WHAT YOU HAVE TO DO ▸ Locate the lines of the listing below that hold "class", then copy each of them.

(Source data)
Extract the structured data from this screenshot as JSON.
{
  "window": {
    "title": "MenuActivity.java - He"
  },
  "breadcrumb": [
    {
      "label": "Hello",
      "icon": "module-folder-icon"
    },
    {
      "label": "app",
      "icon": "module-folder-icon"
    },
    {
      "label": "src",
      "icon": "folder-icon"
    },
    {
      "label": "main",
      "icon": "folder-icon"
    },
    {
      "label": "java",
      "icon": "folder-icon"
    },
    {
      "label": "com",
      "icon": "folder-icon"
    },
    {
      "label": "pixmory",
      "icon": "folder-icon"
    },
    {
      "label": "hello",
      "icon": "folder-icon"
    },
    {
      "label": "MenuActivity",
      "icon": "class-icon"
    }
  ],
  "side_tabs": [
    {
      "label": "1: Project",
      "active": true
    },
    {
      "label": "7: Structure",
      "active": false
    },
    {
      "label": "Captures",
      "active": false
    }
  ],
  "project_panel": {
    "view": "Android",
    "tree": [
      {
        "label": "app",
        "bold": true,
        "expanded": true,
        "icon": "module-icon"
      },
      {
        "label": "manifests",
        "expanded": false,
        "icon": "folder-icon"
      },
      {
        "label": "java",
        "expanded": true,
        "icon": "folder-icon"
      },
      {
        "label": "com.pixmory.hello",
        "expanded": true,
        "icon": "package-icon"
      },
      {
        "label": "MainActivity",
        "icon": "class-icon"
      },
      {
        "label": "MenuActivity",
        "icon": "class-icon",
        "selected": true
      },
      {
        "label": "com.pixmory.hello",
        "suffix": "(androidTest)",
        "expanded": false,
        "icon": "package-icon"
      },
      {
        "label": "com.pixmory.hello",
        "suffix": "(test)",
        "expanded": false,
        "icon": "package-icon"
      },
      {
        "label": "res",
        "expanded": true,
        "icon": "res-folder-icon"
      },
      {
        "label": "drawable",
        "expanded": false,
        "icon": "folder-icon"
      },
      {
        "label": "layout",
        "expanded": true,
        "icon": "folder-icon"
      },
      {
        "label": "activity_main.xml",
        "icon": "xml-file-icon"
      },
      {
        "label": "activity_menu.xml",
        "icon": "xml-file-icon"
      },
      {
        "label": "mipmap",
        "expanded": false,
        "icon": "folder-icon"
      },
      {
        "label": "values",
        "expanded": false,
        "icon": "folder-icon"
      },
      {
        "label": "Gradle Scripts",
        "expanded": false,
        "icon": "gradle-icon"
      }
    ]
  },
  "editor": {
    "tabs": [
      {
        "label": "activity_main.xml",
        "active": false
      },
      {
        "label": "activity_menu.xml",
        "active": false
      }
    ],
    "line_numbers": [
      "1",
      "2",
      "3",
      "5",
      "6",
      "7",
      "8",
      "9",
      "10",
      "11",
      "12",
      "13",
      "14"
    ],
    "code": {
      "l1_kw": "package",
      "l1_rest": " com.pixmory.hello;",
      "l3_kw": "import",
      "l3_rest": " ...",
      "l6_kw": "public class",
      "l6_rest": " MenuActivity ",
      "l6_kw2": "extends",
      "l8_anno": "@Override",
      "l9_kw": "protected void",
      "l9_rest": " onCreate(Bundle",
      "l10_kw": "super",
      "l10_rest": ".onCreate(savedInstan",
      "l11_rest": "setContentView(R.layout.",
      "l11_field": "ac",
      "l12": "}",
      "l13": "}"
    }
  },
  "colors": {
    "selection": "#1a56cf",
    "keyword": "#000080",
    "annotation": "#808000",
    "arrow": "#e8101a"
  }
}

SOLVED PROBLEM ▸
      "icon": "class-icon"
        "icon": "class-icon"
        "icon": "class-icon",
      "l6_kw": "public class",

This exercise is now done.